Your instructions -> Extract the full listing verbatim and drop any pictures from your copy.

[Rows from a figure dataset]
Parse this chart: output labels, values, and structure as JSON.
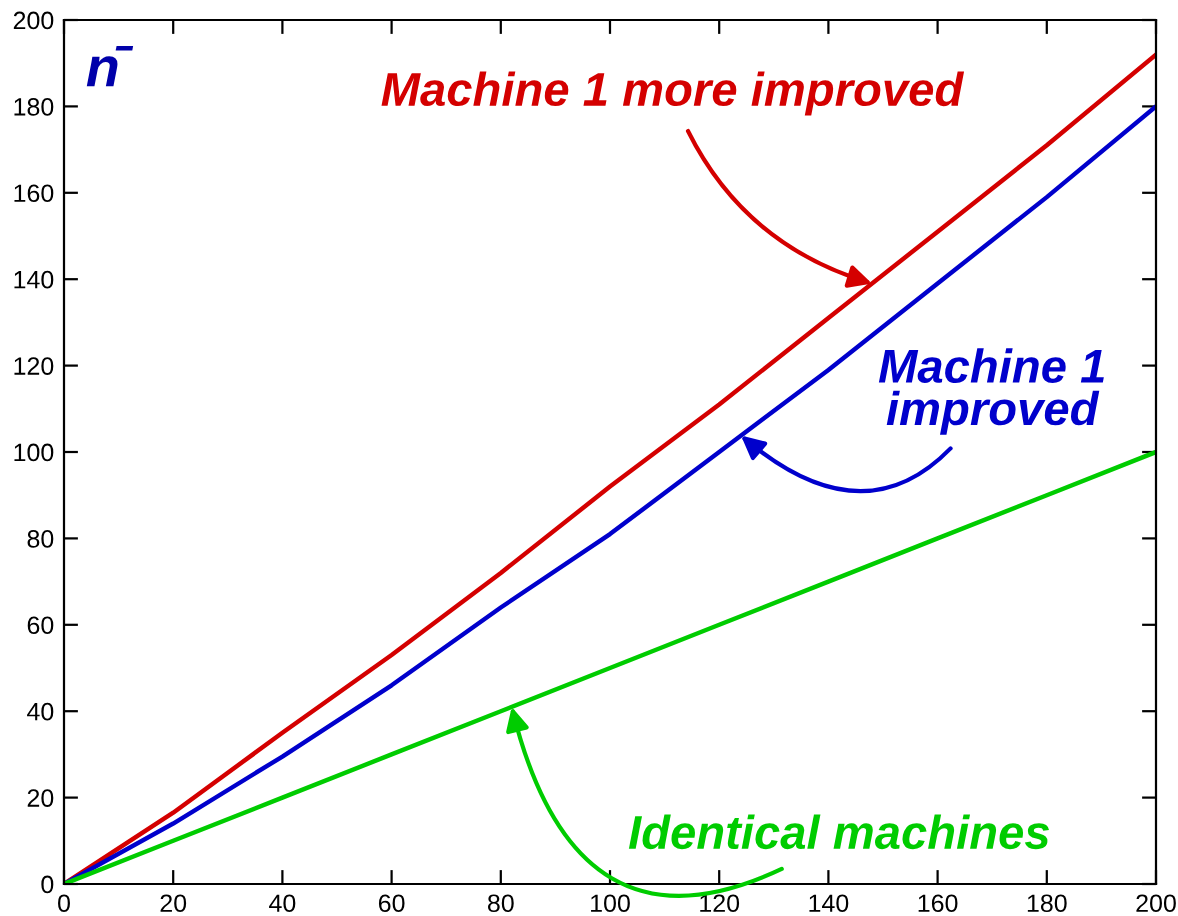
{
  "chart_data": {
    "type": "line",
    "ylabel": "n̄",
    "x": [
      0,
      20,
      40,
      60,
      80,
      100,
      120,
      140,
      160,
      180,
      200
    ],
    "series": [
      {
        "name": "Machine 1 more improved",
        "color": "#d40000",
        "values": [
          0,
          16.5,
          35,
          53,
          72,
          92,
          111,
          131,
          151,
          171,
          192
        ]
      },
      {
        "name": "Machine 1\nimproved",
        "color": "#0000cc",
        "values": [
          0,
          14,
          29.5,
          46,
          64,
          81,
          100,
          119,
          139,
          159,
          180
        ]
      },
      {
        "name": "Identical machines",
        "color": "#00cc00",
        "values": [
          0,
          10,
          20,
          30,
          40,
          50,
          60,
          70,
          80,
          90,
          100
        ]
      }
    ],
    "xlim": [
      0,
      200
    ],
    "ylim": [
      0,
      200
    ],
    "xticks": [
      0,
      20,
      40,
      60,
      80,
      100,
      120,
      140,
      160,
      180,
      200
    ],
    "yticks": [
      0,
      20,
      40,
      60,
      80,
      100,
      120,
      140,
      160,
      180,
      200
    ],
    "grid": false,
    "legend": false,
    "marker": "none",
    "line_style": "solid"
  }
}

Task output ->
Parse this chart: output labels, values, and structure as JSON.
{
  "chart_data": {
    "type": "line",
    "ylabel": "n̄",
    "x": [
      0,
      20,
      40,
      60,
      80,
      100,
      120,
      140,
      160,
      180,
      200
    ],
    "series": [
      {
        "name": "Machine 1 more improved",
        "color": "#d40000",
        "values": [
          0,
          16.5,
          35,
          53,
          72,
          92,
          111,
          131,
          151,
          171,
          192
        ]
      },
      {
        "name": "Machine 1\nimproved",
        "color": "#0000cc",
        "values": [
          0,
          14,
          29.5,
          46,
          64,
          81,
          100,
          119,
          139,
          159,
          180
        ]
      },
      {
        "name": "Identical machines",
        "color": "#00cc00",
        "values": [
          0,
          10,
          20,
          30,
          40,
          50,
          60,
          70,
          80,
          90,
          100
        ]
      }
    ],
    "xlim": [
      0,
      200
    ],
    "ylim": [
      0,
      200
    ],
    "xticks": [
      0,
      20,
      40,
      60,
      80,
      100,
      120,
      140,
      160,
      180,
      200
    ],
    "yticks": [
      0,
      20,
      40,
      60,
      80,
      100,
      120,
      140,
      160,
      180,
      200
    ],
    "grid": false,
    "legend": false,
    "marker": "none",
    "line_style": "solid"
  }
}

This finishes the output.